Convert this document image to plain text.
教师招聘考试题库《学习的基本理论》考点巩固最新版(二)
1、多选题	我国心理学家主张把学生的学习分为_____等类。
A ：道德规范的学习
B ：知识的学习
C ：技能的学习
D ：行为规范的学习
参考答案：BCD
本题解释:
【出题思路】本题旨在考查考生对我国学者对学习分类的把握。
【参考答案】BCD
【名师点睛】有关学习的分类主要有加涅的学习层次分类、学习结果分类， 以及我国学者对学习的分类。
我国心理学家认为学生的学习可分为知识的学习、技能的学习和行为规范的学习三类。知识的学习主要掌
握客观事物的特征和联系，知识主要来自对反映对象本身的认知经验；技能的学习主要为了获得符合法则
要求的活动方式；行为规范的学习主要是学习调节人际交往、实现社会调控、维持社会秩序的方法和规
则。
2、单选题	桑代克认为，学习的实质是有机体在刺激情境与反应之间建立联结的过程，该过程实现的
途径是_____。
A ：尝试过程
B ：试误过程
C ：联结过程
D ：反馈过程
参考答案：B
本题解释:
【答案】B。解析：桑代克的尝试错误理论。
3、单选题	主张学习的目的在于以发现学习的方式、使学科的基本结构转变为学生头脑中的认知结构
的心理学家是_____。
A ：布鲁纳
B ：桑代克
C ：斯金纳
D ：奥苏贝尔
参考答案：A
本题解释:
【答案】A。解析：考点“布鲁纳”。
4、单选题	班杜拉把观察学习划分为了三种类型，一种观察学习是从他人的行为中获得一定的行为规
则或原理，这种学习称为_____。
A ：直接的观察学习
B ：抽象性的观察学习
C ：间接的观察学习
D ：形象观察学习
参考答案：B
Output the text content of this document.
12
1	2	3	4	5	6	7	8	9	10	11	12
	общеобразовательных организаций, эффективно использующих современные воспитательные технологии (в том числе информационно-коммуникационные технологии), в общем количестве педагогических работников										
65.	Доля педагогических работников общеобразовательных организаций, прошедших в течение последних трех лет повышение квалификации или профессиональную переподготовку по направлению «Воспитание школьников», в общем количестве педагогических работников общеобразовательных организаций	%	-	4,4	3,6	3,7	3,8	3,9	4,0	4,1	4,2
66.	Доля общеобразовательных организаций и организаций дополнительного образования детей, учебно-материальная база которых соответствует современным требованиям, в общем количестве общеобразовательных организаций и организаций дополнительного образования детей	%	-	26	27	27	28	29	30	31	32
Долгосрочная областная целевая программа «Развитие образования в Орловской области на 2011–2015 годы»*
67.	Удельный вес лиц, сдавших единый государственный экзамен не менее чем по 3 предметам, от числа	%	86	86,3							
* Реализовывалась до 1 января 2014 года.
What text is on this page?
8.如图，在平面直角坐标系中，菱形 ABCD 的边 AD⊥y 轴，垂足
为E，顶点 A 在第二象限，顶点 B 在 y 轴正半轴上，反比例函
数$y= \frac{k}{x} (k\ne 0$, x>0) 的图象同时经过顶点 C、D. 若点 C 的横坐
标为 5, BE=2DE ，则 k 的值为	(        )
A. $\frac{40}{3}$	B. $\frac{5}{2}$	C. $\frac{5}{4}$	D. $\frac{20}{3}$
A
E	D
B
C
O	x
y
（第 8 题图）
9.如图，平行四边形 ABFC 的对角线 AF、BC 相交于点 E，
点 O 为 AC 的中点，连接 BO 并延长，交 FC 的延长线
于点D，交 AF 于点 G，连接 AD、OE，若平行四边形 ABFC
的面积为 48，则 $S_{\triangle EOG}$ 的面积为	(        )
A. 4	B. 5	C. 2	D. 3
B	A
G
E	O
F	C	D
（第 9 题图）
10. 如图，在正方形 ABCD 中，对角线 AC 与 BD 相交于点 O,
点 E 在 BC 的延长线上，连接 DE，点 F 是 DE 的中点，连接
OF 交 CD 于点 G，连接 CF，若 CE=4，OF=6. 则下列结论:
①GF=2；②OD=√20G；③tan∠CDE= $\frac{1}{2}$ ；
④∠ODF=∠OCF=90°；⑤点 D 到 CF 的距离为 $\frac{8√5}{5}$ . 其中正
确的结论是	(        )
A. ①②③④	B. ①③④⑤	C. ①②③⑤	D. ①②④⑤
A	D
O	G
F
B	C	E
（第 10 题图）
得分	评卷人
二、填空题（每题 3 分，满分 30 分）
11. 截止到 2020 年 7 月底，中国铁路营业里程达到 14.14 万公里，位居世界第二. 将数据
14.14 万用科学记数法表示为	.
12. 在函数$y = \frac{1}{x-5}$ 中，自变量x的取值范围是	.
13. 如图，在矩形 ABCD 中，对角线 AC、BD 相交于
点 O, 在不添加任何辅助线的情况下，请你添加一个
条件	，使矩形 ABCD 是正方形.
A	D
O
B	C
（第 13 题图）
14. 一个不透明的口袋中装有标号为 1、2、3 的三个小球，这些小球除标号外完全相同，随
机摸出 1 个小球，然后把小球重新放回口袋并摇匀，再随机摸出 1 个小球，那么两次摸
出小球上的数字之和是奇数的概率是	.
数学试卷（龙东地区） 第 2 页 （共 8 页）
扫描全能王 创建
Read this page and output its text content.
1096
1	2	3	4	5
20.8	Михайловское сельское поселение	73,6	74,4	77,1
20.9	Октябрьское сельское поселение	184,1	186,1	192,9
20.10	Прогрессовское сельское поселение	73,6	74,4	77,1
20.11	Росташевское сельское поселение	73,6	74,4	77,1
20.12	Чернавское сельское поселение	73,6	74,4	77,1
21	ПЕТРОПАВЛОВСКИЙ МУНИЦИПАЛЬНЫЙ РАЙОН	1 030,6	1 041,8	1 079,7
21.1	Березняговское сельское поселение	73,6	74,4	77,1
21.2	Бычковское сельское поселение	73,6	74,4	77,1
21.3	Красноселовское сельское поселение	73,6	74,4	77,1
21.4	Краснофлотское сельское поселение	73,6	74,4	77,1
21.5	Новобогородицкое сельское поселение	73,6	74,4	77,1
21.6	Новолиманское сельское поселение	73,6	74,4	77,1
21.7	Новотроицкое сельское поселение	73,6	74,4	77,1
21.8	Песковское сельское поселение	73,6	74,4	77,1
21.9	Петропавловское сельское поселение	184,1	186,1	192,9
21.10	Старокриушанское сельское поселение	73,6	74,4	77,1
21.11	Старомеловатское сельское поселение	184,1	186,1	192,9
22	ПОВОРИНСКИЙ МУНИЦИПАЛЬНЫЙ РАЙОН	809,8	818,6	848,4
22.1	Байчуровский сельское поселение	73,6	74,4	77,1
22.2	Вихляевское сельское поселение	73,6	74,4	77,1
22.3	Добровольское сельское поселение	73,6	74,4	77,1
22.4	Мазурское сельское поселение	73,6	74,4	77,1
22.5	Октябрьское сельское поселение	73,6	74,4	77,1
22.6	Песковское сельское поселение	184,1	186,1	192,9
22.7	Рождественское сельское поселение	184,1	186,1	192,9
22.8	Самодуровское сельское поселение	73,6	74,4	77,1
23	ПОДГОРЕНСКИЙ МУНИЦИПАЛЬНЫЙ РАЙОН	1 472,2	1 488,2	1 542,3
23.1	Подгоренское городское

### Given exercise
Go through the material above and count the lines that include "РАЙОН". Give the number alone.

### Result
3